LISTED RECORDS –
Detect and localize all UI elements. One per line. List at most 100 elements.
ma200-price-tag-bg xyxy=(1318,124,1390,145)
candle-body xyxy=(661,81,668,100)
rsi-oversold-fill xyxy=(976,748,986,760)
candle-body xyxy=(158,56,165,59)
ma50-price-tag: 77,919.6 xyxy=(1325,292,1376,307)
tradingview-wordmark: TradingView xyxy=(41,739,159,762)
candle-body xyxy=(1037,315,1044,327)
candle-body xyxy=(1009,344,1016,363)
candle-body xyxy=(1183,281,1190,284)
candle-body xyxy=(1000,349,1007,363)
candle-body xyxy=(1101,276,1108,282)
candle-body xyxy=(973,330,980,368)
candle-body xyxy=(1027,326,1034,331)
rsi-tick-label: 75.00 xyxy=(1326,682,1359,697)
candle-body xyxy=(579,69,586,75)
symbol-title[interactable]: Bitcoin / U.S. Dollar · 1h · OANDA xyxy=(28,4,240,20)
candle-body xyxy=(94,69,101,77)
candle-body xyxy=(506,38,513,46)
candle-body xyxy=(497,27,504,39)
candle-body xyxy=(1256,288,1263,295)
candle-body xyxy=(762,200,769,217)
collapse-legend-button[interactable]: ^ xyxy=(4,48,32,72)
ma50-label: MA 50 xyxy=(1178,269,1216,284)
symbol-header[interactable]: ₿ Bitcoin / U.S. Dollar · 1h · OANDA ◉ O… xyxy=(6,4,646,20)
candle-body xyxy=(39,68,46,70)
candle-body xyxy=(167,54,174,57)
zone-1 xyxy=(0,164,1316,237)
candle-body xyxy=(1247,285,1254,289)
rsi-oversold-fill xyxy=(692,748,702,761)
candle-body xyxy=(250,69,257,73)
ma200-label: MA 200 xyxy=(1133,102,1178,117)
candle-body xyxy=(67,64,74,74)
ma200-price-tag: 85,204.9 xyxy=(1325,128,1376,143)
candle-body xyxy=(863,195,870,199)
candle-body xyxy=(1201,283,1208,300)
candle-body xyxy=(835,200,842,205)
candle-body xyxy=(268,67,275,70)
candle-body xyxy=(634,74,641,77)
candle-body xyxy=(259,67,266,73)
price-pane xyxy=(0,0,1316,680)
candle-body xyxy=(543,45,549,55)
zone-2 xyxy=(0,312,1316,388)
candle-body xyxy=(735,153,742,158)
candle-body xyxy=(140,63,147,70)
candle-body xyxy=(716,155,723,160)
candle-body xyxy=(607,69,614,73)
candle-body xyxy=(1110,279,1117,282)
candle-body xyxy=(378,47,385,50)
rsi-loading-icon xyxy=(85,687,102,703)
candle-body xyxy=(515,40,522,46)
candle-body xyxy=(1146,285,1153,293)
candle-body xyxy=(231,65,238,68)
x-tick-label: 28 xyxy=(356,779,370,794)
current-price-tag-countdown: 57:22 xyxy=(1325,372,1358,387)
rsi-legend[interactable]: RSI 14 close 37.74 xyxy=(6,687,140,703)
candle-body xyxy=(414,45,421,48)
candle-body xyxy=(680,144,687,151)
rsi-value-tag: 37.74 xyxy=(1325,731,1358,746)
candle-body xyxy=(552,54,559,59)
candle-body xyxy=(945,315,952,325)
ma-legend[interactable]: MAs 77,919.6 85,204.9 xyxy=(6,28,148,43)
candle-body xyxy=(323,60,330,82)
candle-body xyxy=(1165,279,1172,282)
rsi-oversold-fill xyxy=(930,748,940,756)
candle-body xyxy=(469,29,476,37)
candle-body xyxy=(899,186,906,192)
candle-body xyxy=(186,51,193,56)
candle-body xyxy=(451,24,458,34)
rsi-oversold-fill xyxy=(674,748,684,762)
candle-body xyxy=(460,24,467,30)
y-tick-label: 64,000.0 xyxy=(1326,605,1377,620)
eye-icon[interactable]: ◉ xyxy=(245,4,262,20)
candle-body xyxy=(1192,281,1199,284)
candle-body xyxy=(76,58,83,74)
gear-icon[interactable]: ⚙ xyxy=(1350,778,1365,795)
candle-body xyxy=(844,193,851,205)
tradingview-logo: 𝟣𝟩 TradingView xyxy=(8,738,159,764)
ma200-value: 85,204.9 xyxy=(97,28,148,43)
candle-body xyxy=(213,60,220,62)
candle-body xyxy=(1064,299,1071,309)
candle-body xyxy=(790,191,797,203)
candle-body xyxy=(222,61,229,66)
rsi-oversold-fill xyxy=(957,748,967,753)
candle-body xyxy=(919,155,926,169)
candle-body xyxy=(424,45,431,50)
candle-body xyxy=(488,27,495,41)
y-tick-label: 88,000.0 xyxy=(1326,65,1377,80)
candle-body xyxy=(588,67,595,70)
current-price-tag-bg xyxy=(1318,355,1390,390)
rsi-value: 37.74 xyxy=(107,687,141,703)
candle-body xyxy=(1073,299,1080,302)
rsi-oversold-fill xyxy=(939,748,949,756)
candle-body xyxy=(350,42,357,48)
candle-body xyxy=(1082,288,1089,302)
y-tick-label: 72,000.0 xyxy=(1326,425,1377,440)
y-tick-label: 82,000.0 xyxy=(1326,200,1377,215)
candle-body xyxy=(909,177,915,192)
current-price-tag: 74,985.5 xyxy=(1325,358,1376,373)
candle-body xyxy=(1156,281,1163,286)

WORK TO DO – Rewrite the records from their first line through the line holding "symbol-header[interactable]: ₿ Bitcoin", inclusive, putting "candle-bar" wherever "candle-body" appears and leaving everything else unchanged. Give only those lines.

RIGHT ANSWER –
Detect and localize all UI elements. One per line. List at most 100 elements.
ma200-price-tag-bg xyxy=(1318,124,1390,145)
candle-bar xyxy=(661,81,668,100)
rsi-oversold-fill xyxy=(976,748,986,760)
candle-bar xyxy=(158,56,165,59)
ma50-price-tag: 77,919.6 xyxy=(1325,292,1376,307)
tradingview-wordmark: TradingView xyxy=(41,739,159,762)
candle-bar xyxy=(1037,315,1044,327)
candle-bar xyxy=(1009,344,1016,363)
candle-bar xyxy=(1183,281,1190,284)
candle-bar xyxy=(1000,349,1007,363)
candle-bar xyxy=(1101,276,1108,282)
candle-bar xyxy=(973,330,980,368)
candle-bar xyxy=(1027,326,1034,331)
rsi-tick-label: 75.00 xyxy=(1326,682,1359,697)
candle-bar xyxy=(579,69,586,75)
symbol-title[interactable]: Bitcoin / U.S. Dollar · 1h · OANDA xyxy=(28,4,240,20)
candle-bar xyxy=(94,69,101,77)
candle-bar xyxy=(506,38,513,46)
candle-bar xyxy=(497,27,504,39)
candle-bar xyxy=(1256,288,1263,295)
candle-bar xyxy=(762,200,769,217)
collapse-legend-button[interactable]: ^ xyxy=(4,48,32,72)
ma50-label: MA 50 xyxy=(1178,269,1216,284)
symbol-header[interactable]: ₿ Bitcoin / U.S. Dollar · 1h · OANDA ◉ O… xyxy=(6,4,646,20)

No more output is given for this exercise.